◆ **YOUR GOAL**
Locate the lines that hold the string "wood". Copy every such line.

Dataset items:
* * * *
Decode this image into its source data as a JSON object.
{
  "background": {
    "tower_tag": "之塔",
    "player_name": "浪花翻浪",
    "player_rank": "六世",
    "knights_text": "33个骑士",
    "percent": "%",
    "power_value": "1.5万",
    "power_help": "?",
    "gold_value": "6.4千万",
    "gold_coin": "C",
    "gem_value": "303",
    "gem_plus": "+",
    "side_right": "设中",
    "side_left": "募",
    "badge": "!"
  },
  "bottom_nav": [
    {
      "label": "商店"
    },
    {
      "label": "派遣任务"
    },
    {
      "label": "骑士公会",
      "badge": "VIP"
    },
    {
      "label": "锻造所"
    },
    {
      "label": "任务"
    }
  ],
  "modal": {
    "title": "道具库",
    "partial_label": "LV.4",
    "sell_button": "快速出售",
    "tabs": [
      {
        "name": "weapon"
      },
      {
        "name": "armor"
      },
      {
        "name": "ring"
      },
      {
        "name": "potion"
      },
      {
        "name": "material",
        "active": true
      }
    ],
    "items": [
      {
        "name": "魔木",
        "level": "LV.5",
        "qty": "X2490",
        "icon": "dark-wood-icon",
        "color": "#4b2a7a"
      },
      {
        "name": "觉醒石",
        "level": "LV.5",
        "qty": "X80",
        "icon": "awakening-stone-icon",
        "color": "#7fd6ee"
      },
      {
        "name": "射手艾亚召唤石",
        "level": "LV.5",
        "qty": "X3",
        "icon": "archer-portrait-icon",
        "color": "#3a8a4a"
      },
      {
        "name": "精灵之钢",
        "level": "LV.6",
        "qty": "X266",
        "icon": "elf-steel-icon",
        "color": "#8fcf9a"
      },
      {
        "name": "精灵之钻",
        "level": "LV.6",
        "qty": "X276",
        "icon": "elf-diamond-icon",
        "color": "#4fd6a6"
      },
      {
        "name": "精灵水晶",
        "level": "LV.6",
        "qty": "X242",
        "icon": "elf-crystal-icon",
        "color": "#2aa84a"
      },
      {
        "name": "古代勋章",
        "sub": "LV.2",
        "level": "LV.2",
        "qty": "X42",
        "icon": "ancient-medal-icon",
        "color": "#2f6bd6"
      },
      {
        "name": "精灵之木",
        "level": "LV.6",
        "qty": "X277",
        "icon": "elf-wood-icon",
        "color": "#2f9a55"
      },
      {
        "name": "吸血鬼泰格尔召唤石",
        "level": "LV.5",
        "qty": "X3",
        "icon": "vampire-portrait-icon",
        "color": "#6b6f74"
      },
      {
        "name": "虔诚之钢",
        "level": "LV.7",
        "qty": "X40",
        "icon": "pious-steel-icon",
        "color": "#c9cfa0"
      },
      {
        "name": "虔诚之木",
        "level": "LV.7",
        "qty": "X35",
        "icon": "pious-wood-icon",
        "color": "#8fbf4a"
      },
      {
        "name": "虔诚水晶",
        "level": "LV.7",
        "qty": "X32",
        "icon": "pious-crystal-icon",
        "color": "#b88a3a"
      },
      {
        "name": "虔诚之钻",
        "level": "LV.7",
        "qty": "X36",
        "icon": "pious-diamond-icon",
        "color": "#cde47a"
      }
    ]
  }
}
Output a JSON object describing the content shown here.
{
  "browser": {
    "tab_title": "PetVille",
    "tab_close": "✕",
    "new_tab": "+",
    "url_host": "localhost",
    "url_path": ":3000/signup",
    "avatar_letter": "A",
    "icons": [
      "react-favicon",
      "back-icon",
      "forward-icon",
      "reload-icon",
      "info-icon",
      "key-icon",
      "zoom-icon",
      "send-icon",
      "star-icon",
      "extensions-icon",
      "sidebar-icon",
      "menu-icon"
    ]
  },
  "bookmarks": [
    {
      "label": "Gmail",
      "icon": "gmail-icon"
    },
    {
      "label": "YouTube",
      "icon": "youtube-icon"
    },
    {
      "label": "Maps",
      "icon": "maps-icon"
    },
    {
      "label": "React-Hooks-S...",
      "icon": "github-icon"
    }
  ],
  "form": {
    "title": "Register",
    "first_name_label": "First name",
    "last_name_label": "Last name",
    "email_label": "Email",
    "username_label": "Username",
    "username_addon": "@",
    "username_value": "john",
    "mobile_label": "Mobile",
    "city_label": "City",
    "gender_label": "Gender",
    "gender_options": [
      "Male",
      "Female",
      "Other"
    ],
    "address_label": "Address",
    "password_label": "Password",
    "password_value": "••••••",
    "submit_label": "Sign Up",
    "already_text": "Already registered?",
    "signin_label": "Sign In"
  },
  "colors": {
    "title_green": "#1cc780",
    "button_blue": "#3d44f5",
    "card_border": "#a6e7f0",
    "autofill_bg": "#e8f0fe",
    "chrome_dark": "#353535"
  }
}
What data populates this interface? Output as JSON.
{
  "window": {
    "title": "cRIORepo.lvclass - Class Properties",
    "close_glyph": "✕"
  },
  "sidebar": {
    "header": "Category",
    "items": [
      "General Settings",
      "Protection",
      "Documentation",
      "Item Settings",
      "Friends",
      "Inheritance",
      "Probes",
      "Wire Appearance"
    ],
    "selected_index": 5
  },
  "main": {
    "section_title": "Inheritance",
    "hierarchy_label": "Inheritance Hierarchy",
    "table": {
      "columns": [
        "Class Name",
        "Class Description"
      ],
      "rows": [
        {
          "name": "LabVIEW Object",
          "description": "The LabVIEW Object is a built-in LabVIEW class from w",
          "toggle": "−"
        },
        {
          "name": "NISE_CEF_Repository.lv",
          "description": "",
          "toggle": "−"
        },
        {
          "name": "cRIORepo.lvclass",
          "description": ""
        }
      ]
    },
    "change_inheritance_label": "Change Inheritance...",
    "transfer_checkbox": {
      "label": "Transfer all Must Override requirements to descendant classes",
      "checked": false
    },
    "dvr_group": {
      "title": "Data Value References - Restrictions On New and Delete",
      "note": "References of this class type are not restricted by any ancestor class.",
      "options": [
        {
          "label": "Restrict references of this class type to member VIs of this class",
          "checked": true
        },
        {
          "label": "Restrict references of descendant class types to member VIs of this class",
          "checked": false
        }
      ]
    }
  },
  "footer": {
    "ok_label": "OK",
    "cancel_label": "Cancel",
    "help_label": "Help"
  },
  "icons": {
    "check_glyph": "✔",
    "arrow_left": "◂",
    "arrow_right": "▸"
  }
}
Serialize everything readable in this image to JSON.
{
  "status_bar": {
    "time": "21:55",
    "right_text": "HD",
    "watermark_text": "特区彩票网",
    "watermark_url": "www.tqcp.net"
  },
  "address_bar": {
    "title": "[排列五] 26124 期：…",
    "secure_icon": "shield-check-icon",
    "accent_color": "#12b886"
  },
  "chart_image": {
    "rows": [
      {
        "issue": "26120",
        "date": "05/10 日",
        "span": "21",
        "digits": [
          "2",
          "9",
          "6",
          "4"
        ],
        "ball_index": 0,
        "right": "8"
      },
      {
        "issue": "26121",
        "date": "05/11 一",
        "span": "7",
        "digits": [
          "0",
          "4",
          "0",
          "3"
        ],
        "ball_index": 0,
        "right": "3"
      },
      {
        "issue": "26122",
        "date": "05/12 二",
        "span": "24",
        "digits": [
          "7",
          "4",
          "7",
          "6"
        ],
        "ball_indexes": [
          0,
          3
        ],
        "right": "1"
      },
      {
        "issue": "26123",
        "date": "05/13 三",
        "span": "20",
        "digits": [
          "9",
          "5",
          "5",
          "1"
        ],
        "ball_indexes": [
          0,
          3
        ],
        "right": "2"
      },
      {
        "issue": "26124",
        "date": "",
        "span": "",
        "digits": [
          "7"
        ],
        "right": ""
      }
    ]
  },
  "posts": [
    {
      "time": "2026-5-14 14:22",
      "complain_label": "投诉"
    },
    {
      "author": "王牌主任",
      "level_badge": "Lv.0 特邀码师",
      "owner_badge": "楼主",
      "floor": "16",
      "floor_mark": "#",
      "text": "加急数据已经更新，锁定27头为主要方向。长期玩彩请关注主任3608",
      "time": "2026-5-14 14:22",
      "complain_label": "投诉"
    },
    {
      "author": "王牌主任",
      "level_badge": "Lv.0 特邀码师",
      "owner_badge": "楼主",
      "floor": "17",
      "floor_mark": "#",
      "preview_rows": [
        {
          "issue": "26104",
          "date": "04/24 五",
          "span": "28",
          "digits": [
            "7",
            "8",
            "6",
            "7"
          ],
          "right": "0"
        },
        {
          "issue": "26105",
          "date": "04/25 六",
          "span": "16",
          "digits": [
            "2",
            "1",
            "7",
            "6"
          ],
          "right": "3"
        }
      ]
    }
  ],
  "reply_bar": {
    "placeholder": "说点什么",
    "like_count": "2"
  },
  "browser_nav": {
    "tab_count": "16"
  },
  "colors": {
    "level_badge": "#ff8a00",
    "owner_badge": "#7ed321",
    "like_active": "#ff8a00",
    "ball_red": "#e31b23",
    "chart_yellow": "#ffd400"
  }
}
* * * *
◆ **SOLUTION**
        "icon": "dark-wood-icon",
        "icon": "elf-wood-icon",
        "icon": "pious-wood-icon",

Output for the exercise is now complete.